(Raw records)
......

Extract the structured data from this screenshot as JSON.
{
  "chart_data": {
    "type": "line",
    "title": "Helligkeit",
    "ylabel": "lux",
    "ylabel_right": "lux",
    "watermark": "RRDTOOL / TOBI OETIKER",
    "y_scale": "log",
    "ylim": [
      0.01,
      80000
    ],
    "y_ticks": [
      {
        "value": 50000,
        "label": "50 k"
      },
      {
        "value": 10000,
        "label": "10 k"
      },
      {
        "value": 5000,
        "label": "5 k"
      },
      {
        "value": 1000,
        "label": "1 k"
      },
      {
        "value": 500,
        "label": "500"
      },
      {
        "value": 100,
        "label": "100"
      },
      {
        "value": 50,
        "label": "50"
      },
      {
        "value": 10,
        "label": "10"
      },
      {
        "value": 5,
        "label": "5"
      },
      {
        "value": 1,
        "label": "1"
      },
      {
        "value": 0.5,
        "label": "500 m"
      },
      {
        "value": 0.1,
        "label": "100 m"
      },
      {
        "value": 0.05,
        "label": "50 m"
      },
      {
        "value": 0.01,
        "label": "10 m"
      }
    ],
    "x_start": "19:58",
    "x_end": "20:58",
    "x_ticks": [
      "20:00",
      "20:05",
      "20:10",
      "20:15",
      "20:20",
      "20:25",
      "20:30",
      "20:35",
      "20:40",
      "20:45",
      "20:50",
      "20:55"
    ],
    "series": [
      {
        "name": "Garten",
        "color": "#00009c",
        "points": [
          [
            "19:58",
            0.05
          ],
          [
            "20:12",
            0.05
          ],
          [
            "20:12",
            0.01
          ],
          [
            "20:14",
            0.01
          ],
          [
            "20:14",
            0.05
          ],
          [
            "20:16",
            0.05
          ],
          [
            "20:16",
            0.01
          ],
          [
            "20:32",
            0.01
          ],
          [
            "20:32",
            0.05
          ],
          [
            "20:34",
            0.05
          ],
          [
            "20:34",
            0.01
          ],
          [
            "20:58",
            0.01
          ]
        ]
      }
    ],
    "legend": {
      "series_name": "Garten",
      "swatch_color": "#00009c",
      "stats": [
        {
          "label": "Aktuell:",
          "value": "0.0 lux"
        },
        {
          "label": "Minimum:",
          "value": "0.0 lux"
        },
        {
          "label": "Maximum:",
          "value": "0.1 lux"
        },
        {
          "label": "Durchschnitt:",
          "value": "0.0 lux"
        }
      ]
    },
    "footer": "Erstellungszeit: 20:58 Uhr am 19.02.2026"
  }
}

......

Repeat the material above exactly.

Response for this exercise ▸
Extract the structured data from this screenshot as JSON.
{
  "chart_data": {
    "type": "line",
    "title": "Helligkeit",
    "ylabel": "lux",
    "ylabel_right": "lux",
    "watermark": "RRDTOOL / TOBI OETIKER",
    "y_scale": "log",
    "ylim": [
      0.01,
      80000
    ],
    "y_ticks": [
      {
        "value": 50000,
        "label": "50 k"
      },
      {
        "value": 10000,
        "label": "10 k"
      },
      {
        "value": 5000,
        "label": "5 k"
      },
      {
        "value": 1000,
        "label": "1 k"
      },
      {
        "value": 500,
        "label": "500"
      },
      {
        "value": 100,
        "label": "100"
      },
      {
        "value": 50,
        "label": "50"
      },
      {
        "value": 10,
        "label": "10"
      },
      {
        "value": 5,
        "label": "5"
      },
      {
        "value": 1,
        "label": "1"
      },
      {
        "value": 0.5,
        "label": "500 m"
      },
      {
        "value": 0.1,
        "label": "100 m"
      },
      {
        "value": 0.05,
        "label": "50 m"
      },
      {
        "value": 0.01,
        "label": "10 m"
      }
    ],
    "x_start": "19:58",
    "x_end": "20:58",
    "x_ticks": [
      "20:00",
      "20:05",
      "20:10",
      "20:15",
      "20:20",
      "20:25",
      "20:30",
      "20:35",
      "20:40",
      "20:45",
      "20:50",
      "20:55"
    ],
    "series": [
      {
        "name": "Garten",
        "color": "#00009c",
        "points": [
          [
            "19:58",
            0.05
          ],
          [
            "20:12",
            0.05
          ],
          [
            "20:12",
            0.01
          ],
          [
            "20:14",
            0.01
          ],
          [
            "20:14",
            0.05
          ],
          [
            "20:16",
            0.05
          ],
          [
            "20:16",
            0.01
          ],
          [
            "20:32",
            0.01
          ],
          [
            "20:32",
            0.05
          ],
          [
            "20:34",
            0.05
          ],
          [
            "20:34",
            0.01
          ],
          [
            "20:58",
            0.01
          ]
        ]
      }
    ],
    "legend": {
      "series_name": "Garten",
      "swatch_color": "#00009c",
      "stats": [
        {
          "label": "Aktuell:",
          "value": "0.0 lux"
        },
        {
          "label": "Minimum:",
          "value": "0.0 lux"
        },
        {
          "label": "Maximum:",
          "value": "0.1 lux"
        },
        {
          "label": "Durchschnitt:",
          "value": "0.0 lux"
        }
      ]
    },
    "footer": "Erstellungszeit: 20:58 Uhr am 19.02.2026"
  }
}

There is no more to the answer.